### TASK INSTRUCTIONS
Print the entries that appear below, exactly as written and without their pictures.

*** ENTRIES SHOWN

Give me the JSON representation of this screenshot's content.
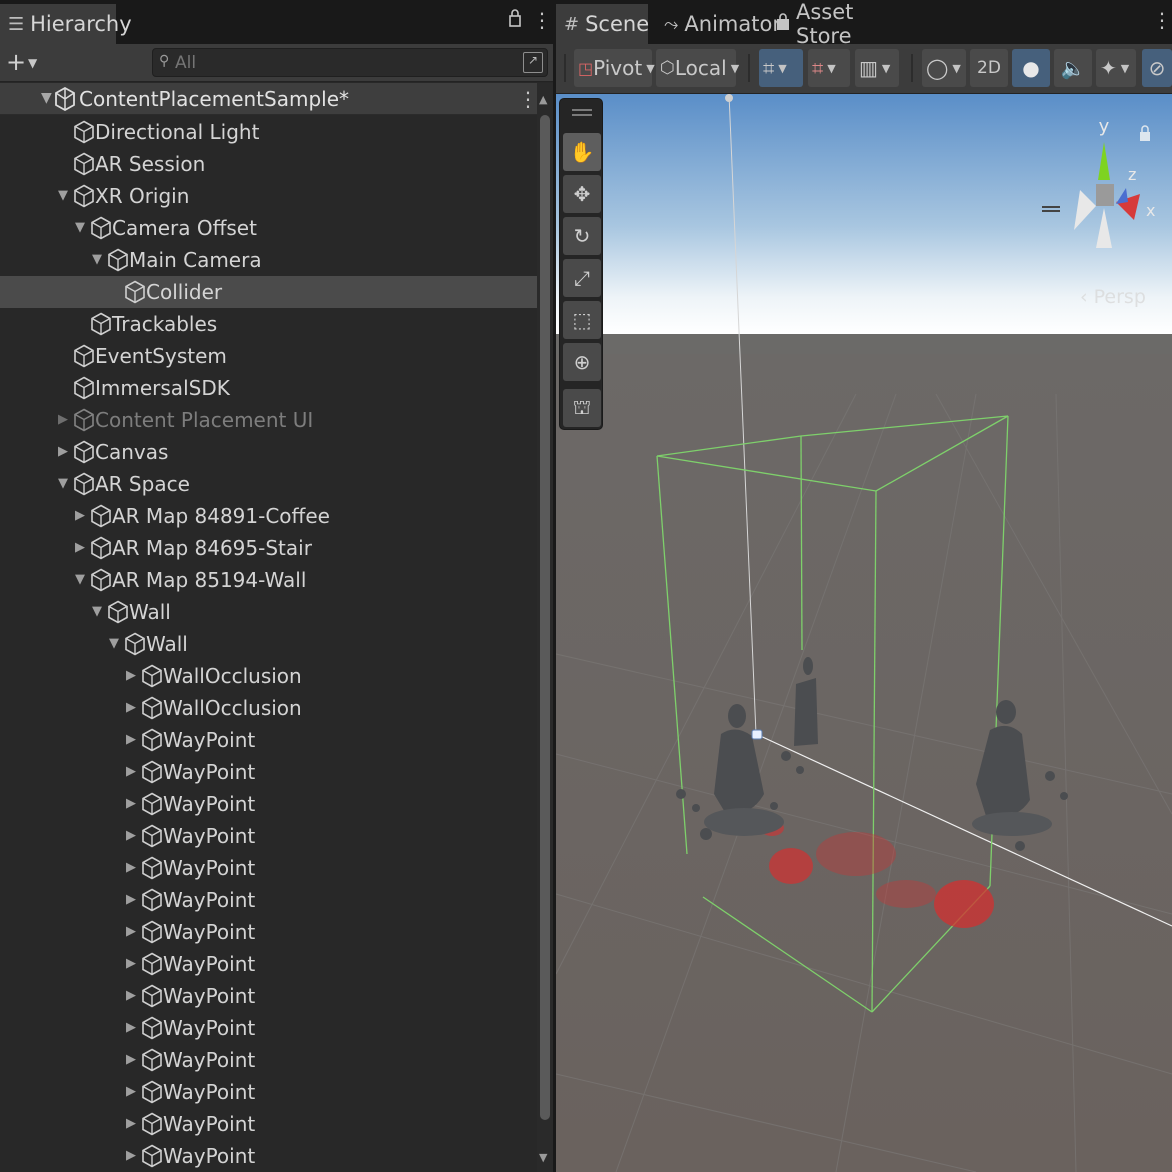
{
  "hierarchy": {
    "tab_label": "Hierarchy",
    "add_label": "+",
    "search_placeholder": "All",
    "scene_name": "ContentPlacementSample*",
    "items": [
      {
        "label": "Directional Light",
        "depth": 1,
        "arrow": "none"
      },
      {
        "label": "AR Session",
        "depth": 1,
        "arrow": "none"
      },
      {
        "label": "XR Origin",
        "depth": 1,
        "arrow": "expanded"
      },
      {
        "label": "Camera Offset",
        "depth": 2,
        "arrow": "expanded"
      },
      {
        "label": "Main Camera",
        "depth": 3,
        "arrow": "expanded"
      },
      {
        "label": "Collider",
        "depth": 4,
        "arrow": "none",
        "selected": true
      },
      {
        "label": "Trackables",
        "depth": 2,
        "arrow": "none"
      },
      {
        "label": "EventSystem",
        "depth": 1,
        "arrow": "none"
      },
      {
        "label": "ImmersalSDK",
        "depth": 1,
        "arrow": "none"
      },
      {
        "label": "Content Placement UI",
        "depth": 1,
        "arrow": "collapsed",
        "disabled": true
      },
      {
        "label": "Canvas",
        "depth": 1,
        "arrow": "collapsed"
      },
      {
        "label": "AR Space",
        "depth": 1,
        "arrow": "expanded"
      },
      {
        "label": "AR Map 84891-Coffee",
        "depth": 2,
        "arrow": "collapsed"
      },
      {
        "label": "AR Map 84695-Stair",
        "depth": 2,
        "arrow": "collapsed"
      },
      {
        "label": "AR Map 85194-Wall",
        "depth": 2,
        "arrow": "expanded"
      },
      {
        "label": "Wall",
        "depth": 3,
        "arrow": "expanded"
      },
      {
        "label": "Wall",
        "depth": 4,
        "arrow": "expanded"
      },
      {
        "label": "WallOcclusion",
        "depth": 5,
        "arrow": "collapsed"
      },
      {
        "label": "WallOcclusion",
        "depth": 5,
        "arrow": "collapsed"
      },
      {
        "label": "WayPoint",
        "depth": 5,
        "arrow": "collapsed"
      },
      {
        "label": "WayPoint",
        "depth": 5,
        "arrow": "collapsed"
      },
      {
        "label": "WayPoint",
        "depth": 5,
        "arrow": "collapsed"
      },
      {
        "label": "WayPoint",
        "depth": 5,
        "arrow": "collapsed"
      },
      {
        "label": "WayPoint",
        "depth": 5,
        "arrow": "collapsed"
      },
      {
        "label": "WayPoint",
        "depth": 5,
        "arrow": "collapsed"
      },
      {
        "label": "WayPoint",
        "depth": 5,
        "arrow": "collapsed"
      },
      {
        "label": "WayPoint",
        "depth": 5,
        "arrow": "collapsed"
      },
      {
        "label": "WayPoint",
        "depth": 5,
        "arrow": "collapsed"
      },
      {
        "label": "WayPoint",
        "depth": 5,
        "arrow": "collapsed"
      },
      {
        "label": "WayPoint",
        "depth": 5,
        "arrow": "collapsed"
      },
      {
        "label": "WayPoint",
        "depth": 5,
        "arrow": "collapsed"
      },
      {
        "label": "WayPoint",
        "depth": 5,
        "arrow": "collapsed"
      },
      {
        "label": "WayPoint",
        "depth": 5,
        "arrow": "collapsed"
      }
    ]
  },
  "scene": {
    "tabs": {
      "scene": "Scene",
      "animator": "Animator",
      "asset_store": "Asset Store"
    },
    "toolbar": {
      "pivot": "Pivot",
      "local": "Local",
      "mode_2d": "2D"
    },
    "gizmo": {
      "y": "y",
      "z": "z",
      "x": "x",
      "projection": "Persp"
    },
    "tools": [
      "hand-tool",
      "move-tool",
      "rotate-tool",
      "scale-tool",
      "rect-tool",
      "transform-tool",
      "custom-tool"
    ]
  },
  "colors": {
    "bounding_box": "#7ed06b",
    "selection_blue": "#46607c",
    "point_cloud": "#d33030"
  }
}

******

### CORRECT RESPONSE
Give me the JSON representation of this screenshot's content.
{
  "hierarchy": {
    "tab_label": "Hierarchy",
    "add_label": "+",
    "search_placeholder": "All",
    "scene_name": "ContentPlacementSample*",
    "items": [
      {
        "label": "Directional Light",
        "depth": 1,
        "arrow": "none"
      },
      {
        "label": "AR Session",
        "depth": 1,
        "arrow": "none"
      },
      {
        "label": "XR Origin",
        "depth": 1,
        "arrow": "expanded"
      },
      {
        "label": "Camera Offset",
        "depth": 2,
        "arrow": "expanded"
      },
      {
        "label": "Main Camera",
        "depth": 3,
        "arrow": "expanded"
      },
      {
        "label": "Collider",
        "depth": 4,
        "arrow": "none",
        "selected": true
      },
      {
        "label": "Trackables",
        "depth": 2,
        "arrow": "none"
      },
      {
        "label": "EventSystem",
        "depth": 1,
        "arrow": "none"
      },
      {
        "label": "ImmersalSDK",
        "depth": 1,
        "arrow": "none"
      },
      {
        "label": "Content Placement UI",
        "depth": 1,
        "arrow": "collapsed",
        "disabled": true
      },
      {
        "label": "Canvas",
        "depth": 1,
        "arrow": "collapsed"
      },
      {
        "label": "AR Space",
        "depth": 1,
        "arrow": "expanded"
      },
      {
        "label": "AR Map 84891-Coffee",
        "depth": 2,
        "arrow": "collapsed"
      },
      {
        "label": "AR Map 84695-Stair",
        "depth": 2,
        "arrow": "collapsed"
      },
      {
        "label": "AR Map 85194-Wall",
        "depth": 2,
        "arrow": "expanded"
      },
      {
        "label": "Wall",
        "depth": 3,
        "arrow": "expanded"
      },
      {
        "label": "Wall",
        "depth": 4,
        "arrow": "expanded"
      },
      {
        "label": "WallOcclusion",
        "depth": 5,
        "arrow": "collapsed"
      },
      {
        "label": "WallOcclusion",
        "depth": 5,
        "arrow": "collapsed"
      },
      {
        "label": "WayPoint",
        "depth": 5,
        "arrow": "collapsed"
      },
      {
        "label": "WayPoint",
        "depth": 5,
        "arrow": "collapsed"
      },
      {
        "label": "WayPoint",
        "depth": 5,
        "arrow": "collapsed"
      },
      {
        "label": "WayPoint",
        "depth": 5,
        "arrow": "collapsed"
      },
      {
        "label": "WayPoint",
        "depth": 5,
        "arrow": "collapsed"
      },
      {
        "label": "WayPoint",
        "depth": 5,
        "arrow": "collapsed"
      },
      {
        "label": "WayPoint",
        "depth": 5,
        "arrow": "collapsed"
      },
      {
        "label": "WayPoint",
        "depth": 5,
        "arrow": "collapsed"
      },
      {
        "label": "WayPoint",
        "depth": 5,
        "arrow": "collapsed"
      },
      {
        "label": "WayPoint",
        "depth": 5,
        "arrow": "collapsed"
      },
      {
        "label": "WayPoint",
        "depth": 5,
        "arrow": "collapsed"
      },
      {
        "label": "WayPoint",
        "depth": 5,
        "arrow": "collapsed"
      },
      {
        "label": "WayPoint",
        "depth": 5,
        "arrow": "collapsed"
      },
      {
        "label": "WayPoint",
        "depth": 5,
        "arrow": "collapsed"
      }
    ]
  },
  "scene": {
    "tabs": {
      "scene": "Scene",
      "animator": "Animator",
      "asset_store": "Asset Store"
    },
    "toolbar": {
      "pivot": "Pivot",
      "local": "Local",
      "mode_2d": "2D"
    },
    "gizmo": {
      "y": "y",
      "z": "z",
      "x": "x",
      "projection": "Persp"
    },
    "tools": [
      "hand-tool",
      "move-tool",
      "rotate-tool",
      "scale-tool",
      "rect-tool",
      "transform-tool",
      "custom-tool"
    ]
  },
  "colors": {
    "bounding_box": "#7ed06b",
    "selection_blue": "#46607c",
    "point_cloud": "#d33030"
  }
}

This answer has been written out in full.